Exercise instructions:
Below are the records. List every line holding the word "FDIC".

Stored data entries
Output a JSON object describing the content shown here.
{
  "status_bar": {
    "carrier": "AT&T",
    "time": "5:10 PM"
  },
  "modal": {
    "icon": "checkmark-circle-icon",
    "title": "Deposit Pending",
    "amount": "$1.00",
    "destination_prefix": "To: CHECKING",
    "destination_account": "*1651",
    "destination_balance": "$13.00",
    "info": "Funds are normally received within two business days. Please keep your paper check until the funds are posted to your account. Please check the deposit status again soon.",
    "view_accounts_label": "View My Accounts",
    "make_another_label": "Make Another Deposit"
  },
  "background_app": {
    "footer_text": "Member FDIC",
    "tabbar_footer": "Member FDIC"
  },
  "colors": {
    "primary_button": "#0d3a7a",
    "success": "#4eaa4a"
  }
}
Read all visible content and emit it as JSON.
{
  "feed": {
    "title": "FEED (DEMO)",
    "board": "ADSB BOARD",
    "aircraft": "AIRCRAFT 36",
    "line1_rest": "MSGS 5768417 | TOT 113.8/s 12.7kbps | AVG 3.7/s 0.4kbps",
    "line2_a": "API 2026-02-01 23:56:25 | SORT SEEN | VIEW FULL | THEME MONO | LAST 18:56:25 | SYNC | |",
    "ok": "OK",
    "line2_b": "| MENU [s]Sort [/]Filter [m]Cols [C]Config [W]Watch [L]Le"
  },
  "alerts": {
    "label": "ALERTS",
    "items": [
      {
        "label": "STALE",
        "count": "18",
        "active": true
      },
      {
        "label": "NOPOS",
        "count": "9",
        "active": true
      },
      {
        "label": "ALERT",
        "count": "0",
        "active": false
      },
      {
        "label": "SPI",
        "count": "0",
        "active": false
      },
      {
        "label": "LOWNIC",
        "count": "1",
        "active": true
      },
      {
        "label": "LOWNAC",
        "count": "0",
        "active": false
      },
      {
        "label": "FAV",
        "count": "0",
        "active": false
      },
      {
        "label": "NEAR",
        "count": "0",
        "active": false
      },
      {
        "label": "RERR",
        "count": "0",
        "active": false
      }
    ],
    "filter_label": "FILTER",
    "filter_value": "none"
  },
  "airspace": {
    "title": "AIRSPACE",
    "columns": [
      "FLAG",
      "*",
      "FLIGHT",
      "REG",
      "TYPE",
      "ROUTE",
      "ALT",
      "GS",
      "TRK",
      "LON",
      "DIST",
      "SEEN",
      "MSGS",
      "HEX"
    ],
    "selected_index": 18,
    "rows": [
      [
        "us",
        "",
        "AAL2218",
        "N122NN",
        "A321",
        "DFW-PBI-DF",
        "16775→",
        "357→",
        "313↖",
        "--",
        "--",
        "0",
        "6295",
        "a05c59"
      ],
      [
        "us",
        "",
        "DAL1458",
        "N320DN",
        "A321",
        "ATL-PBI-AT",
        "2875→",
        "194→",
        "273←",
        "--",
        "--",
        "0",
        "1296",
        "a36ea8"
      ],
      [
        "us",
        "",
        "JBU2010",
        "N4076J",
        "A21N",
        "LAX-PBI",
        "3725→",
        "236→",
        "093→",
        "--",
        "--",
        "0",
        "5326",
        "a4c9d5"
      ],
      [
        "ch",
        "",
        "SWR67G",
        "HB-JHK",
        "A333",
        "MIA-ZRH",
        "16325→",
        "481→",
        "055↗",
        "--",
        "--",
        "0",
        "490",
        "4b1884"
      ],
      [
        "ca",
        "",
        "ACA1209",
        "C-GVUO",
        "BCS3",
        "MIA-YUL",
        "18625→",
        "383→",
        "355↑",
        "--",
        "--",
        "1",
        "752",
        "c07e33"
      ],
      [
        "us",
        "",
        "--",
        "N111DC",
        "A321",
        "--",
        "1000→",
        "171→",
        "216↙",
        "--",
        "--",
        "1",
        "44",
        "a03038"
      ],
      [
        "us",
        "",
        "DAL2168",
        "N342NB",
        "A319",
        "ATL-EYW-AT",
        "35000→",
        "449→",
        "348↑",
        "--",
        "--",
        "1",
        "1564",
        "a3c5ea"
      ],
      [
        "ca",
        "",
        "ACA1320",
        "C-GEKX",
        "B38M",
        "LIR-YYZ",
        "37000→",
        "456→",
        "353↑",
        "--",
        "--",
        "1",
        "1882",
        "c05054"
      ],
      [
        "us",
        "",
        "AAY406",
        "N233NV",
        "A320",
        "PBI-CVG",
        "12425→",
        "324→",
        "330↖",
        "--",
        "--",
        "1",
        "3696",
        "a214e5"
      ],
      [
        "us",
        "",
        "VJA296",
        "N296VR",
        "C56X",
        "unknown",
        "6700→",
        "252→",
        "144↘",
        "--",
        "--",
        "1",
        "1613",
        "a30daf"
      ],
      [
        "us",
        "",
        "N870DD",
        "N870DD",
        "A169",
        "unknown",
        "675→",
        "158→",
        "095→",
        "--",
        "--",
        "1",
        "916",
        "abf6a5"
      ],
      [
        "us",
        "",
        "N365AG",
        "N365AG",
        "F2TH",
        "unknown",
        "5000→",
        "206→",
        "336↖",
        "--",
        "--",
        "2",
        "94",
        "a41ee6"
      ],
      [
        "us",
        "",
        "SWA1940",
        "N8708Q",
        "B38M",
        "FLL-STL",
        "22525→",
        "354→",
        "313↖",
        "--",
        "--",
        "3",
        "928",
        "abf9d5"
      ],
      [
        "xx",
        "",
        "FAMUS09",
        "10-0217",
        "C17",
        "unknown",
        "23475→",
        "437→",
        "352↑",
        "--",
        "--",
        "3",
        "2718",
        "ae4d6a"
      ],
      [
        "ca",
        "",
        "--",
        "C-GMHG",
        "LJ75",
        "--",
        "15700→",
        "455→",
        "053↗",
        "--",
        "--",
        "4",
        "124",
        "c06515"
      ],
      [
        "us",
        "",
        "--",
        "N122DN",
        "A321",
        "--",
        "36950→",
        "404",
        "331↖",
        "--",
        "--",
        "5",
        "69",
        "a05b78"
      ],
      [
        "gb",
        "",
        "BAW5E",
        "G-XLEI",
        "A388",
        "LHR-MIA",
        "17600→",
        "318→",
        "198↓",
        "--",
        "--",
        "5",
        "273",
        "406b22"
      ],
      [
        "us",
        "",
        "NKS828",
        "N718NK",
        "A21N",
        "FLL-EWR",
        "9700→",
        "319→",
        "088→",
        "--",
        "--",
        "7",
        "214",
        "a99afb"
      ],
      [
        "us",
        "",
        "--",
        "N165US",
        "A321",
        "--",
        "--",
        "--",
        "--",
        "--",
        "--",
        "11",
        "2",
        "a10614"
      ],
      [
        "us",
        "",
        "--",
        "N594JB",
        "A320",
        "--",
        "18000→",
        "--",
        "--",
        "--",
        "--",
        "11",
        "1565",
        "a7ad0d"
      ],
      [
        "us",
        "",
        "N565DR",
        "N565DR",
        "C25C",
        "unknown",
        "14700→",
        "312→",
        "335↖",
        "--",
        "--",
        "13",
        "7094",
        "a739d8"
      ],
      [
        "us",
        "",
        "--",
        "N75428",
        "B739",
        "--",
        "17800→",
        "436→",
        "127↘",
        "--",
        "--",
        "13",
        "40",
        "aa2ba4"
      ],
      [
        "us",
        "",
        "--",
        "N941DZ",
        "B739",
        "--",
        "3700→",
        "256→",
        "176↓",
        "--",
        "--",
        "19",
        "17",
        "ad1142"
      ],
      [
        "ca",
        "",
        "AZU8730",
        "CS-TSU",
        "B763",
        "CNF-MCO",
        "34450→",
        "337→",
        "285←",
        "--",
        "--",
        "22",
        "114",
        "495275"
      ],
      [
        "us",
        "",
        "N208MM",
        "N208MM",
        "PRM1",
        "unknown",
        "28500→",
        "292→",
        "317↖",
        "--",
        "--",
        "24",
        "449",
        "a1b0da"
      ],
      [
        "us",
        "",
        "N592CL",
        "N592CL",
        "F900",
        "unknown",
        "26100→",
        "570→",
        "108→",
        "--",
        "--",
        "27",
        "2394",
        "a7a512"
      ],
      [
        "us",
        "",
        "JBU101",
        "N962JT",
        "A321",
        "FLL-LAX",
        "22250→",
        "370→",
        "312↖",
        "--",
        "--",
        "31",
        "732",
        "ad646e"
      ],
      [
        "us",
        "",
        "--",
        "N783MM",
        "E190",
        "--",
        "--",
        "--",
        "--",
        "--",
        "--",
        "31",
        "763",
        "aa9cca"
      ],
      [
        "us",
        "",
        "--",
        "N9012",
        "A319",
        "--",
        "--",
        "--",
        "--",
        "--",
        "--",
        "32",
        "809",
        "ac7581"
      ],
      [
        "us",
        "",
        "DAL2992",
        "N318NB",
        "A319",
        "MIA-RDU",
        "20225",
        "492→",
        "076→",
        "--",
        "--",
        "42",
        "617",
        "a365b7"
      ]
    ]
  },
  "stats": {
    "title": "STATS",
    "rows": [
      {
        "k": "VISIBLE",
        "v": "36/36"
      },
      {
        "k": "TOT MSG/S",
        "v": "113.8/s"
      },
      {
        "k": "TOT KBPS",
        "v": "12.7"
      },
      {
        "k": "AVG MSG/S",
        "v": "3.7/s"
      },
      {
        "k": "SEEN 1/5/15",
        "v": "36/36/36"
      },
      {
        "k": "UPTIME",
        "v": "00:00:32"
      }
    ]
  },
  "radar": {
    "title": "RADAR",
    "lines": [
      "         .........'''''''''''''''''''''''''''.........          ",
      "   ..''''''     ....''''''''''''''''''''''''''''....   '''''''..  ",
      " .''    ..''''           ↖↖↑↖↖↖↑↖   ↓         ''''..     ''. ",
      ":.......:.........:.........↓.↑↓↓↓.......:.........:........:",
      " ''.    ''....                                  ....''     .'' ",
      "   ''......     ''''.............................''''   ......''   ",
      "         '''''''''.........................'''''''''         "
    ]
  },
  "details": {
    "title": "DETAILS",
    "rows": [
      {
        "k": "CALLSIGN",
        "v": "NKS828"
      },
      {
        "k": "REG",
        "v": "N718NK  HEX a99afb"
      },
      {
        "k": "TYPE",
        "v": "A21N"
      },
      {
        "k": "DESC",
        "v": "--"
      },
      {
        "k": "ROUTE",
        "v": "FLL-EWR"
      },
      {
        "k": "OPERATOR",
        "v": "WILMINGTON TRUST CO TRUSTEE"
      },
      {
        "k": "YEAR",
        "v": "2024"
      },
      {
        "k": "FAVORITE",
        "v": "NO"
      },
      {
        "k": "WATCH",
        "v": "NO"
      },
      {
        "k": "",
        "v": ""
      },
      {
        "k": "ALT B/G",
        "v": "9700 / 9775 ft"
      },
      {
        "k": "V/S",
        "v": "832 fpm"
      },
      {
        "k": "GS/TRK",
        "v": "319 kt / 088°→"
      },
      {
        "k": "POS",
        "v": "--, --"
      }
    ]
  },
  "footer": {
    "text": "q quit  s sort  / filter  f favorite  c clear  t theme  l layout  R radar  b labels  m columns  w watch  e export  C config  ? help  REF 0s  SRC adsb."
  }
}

Response to this exercise:
    "footer_text": "Member FDIC",
    "tabbar_footer": "Member FDIC"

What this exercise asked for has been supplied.